= Exercise instructions =
A: Quote word for word the part of the broadcast transcript that opens with the words containing "BRIGGS: Now, it's" and closes with "to have you.".
B: Extend the broadcast transcript past its last line.
== Given text
BRIGGS: All right, put your historian cap on for one second on a yes and no question. Have we ever seen a Democrat and Republican president speak with one voice criticizing a current president?

ZELIZER: Not like this. We've seen former presidents back in a political fray --


ZELIZER: -- but not like what we saw yesterday.

BRIGGS: I'll tell you what else we have not seen. We have not seen Paul Ryan --


BRIGGS: -- provide levity --


BRIGGS: -- cracking jokes last night at the Al Smith dinner. And he did a fantastic job, even if someone may have taken offense -- listen.


PAUL RYAN (R), SPEAKER OF THE HOUSE: I know last year that Donald Trump offended some people. I know his comments, according to critics, went too far. Some said it was unbecoming of a public figure and they said that his comments were offensive. Well, thank God he's learned his lesson.

Every morning, I wake up in my office and I scroll Twitter to see which tweets that I'll have to pretend that I did not see later on.


BRIGGS: Now, it's not clear if he'll be subject to a tweetstorm later this morning --


BRIGGS: -- but how do those types of moment humanize politicians?

ZELIZER: Look, they show a little bit that they understand what everyone else is watching and they understand some of the problems that exist. And when you hear someone make a joke it's easier to relate to them.

But people will ask if he thinks these things -- if he can joke about these things why isn't Speaker Ryan, why isn't the Republican Party actually doing something about the issues they are joking about? And that's a natural question for many people to ask.

[05:40:03] BRIGGS: And the answer is they want tax reform, right?

ZELIZER: They want tax reform and they want a majority.

BRIGGS: All right. Julian Zelizer, great to have you.

MARSH: Thanks so much.

BRIGGS: Have a good weekend, my friend.

ZELIZER: You, too.

BRIGGS: All right. America's labor market is red hot.

Jobless claims just hit the lowest level in 44 years. Only 222,000 Americans filed for unemployment benefits last week. That's the fewest since March of 1973.

It could also mean a rebound from hurricane-related job losses. The U.S. lost 33,000 jobs in September mainly because of Harvey, Irma, and Maria. Those storms could also be the reason for this low count.

The Labor Department said it's difficult to collect precise numbers in Puerto Rico, the U.S. Virgin Islands, and Florida. Power outages and infrastructure damage disrupting the process.

Still, claims are historically low. Numbers have stayed below 300,000 a week for more than two and a half years. That's a sign of a strong labor market, as is the unemployment rate currently at a 16-year low -- Rene.

MARSH: All right.

Well, coming up, Raqqa, Syria. It has been reduced to rubble. What's next for the city now that ISIS has been defeated there?

We'll go live to our reporter live in Raqqa, next.


[05:45:25] MARSH: Well, President Trump meeting with the governor of Puerto Rico giving his administration's response to Hurricane Maria a perfect 10 out of 10.

The president arguing that the damage inflicted on Puerto Rico was quote "worse than Katrina." This, just weeks after saying during his visit there that Maria wasn't a real catastrophe like Katrina.

Meantime, recovery efforts on the island are proceeding slowly.

CNN's Bill Weir joins us now with the latest on the ground.


BILL WEIR, CNN HOST (on camera): Rene, Dave, about three million Americans spent another night in the dark and the heat without power. That is the question on so many minds here, when is it coming back on? So I went looking in search of answers and I started at a place that you might actually recognize.
====
== Raw data
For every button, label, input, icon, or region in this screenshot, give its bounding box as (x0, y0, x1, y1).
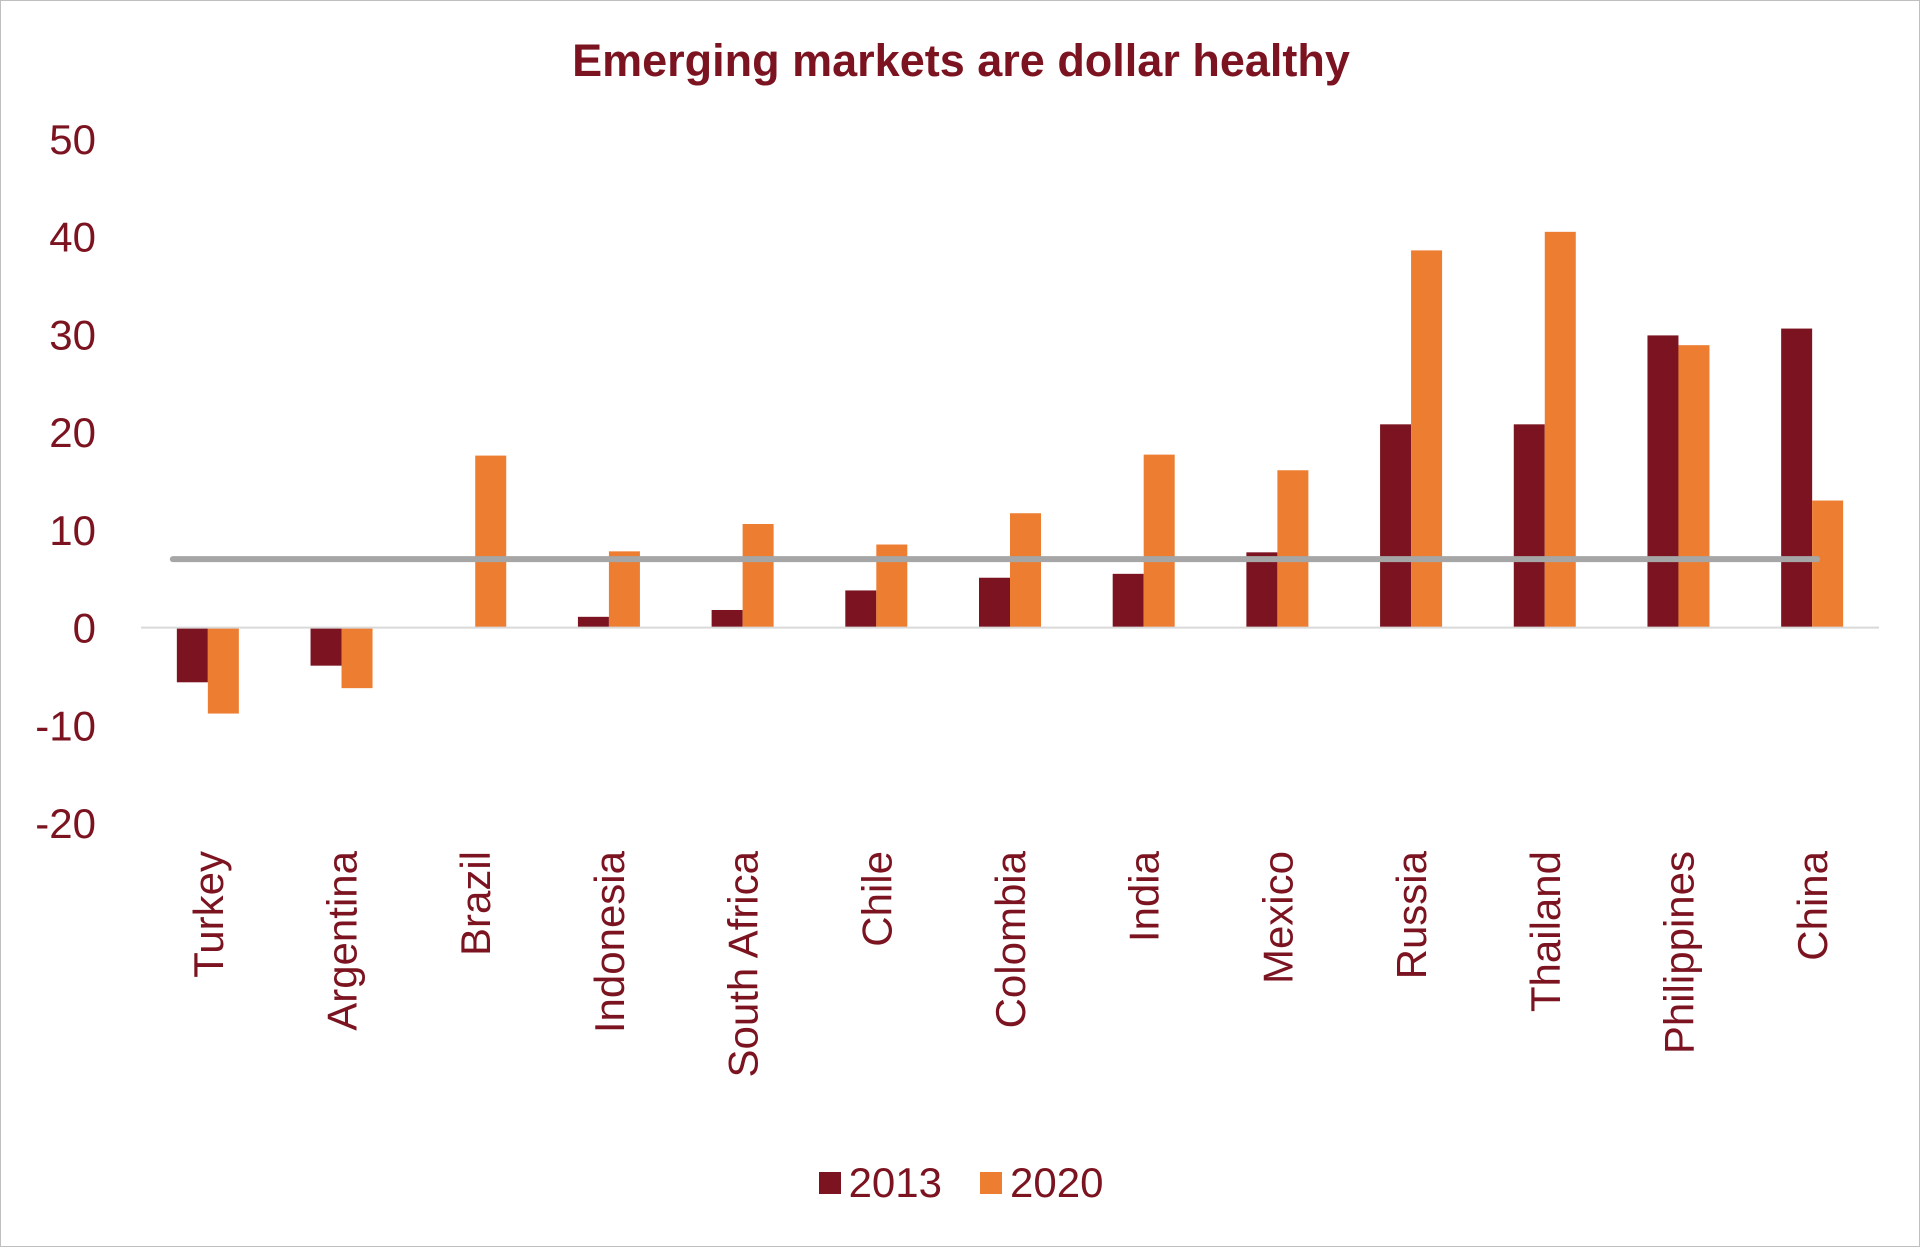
legend-item-2020: 2020 (980, 1159, 1103, 1207)
bar-2013-colombia (979, 577, 1010, 628)
bar-2020-indonesia (608, 551, 640, 628)
bar-2020-argentina (341, 627, 373, 689)
y-tick-label: 30 (49, 311, 96, 358)
category-label: Russia (1388, 850, 1435, 979)
category-label: Colombia (987, 850, 1034, 1028)
category-label: Philippines (1655, 851, 1702, 1054)
bar-2013-philippines (1647, 335, 1679, 628)
category-label: China (1789, 850, 1836, 960)
chart-title: Emerging markets are dollar healthy (572, 35, 1350, 86)
bar-2013-south-africa (711, 609, 743, 628)
category-label: Indonesia (586, 850, 633, 1033)
category-label: Thailand (1522, 851, 1569, 1012)
category-label: Mexico (1254, 851, 1301, 984)
bar-2020-india (1143, 454, 1175, 628)
bar-2020-thailand (1544, 231, 1576, 628)
category-label: Brazil (452, 851, 499, 956)
bar-2020-china (1812, 500, 1844, 628)
bar-2013-india (1112, 573, 1144, 628)
bar-2013-mexico (1246, 552, 1278, 628)
category-label: Turkey (185, 851, 232, 978)
bar-2020-turkey (207, 627, 239, 714)
bar-2013-chile (845, 590, 877, 628)
legend-swatch-2020 (980, 1172, 1002, 1194)
y-tick-label: 50 (49, 116, 96, 163)
y-tick-label: 10 (49, 507, 96, 554)
bar-2013-thailand (1513, 424, 1545, 628)
category-label: India (1121, 850, 1168, 942)
bar-2020-mexico (1277, 470, 1309, 628)
bar-2013-china (1781, 328, 1813, 628)
bar-2013-indonesia (577, 616, 609, 628)
y-tick-label: 0 (73, 605, 96, 652)
bar-2020-russia (1411, 250, 1443, 628)
category-label: South Africa (720, 850, 767, 1077)
category-label: Argentina (319, 850, 366, 1030)
legend-label-2013: 2013 (848, 1159, 942, 1206)
category-label: Chile (853, 851, 900, 947)
bar-2020-brazil (475, 455, 507, 628)
bar-2013-argentina (310, 627, 342, 666)
legend-swatch-2013 (818, 1172, 841, 1194)
legend-label-2020: 2020 (1010, 1159, 1104, 1206)
legend: 2013 2020 (1, 1159, 1920, 1207)
bar-2020-philippines (1678, 345, 1710, 628)
bar-2020-colombia (1010, 513, 1041, 628)
bar-2013-turkey (176, 627, 208, 683)
y-tick-label: -20 (35, 800, 96, 847)
bar-2013-russia (1380, 424, 1412, 628)
y-tick-label: 20 (49, 409, 96, 456)
bar-2020-south-africa (742, 523, 774, 628)
legend-item-2013: 2013 (818, 1159, 942, 1207)
y-tick-label: -10 (35, 702, 96, 749)
y-tick-label: 40 (49, 214, 96, 261)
====
= Per-task answers =
A:
BRIGGS: Now, it's not clear if he'll be subject to a tweetstorm later this morning --


BRIGGS: -- but how do those types of moment humanize politicians?

ZELIZER: Look, they show a little bit that they understand what everyone else is watching and they understand some of the problems that exist. And when you hear someone make a joke it's easier to relate to them.

But people will ask if he thinks these things -- if he can joke about these things why isn't Speaker Ryan, why isn't the Republican Party actually doing something about the issues they are joking about? And that's a natural question for many people to ask.

[05:40:03] BRIGGS: And the answer is they want tax reform, right?

ZELIZER: They want tax reform and they want a majority.

BRIGGS: All right. Julian Zelizer, great to have you.

B:
WEIR (voice-over): It is the most popular music video ever. Luis Fonsi and Daddy Yankee's "Despacito" has been viewed on YouTube over four billion times.

WEIR (on camera): But most of that massive audience probably didn't realize the video was shot in one of the most notorious neighborhoods in all of Puerto Rico.

Welcome to La Perla. For years, this place was written off as being drug and gang infested. Community organizers fought against that stigma. Hadn't been a murder here in six years.

And then came "Despacito" and suddenly, this rough side of town was a tourist destination and the economy started to blow up. People felt good about themselves, but then came Maria.

WEIR (voice-over): The excited scramble for a single bag of ice is proof that potable water and power are still elusive luxuries over a month after Maria, which puts enormous pressure on the men paid to electrify Puerto Rico. They are journeymen linemen contracted by Whitefish Energy, a small 2-year-old company out of Montana.

It raised a lot of eyebrows when they were given a $300 million contract without any input from the Army Corps of Engineers.

WEIR (on camera): You know, the headline down here for a couple of days was how the hell did you get this contract? You're a brand new company, right?

ANDREW TECHMANSKI, CEO, WHITEFISH ENERGY HOLDINGS: We've been around for a few years and, you know, we specialize in difficult and mountainous terrain projects. So all I can say is we took the call and we're here.

WEIR: Whitefish Energy is not the only power company working on this problem. There was another multimillion-dollar contract handed out to a much more established company yesterday.

But, Sen. Marco Rubio says the Army Corps of Engineers is still trying to come up with the plan to fix the power grid in Puerto Rico more than a month out.

Back to you.


BRIGGS: A long road ahead there. Bill Weir, thanks so much. Meanwhile, with the U.S. and South Korea currently carrying out joint naval drills off the Korean Peninsula, the North is upping the ante.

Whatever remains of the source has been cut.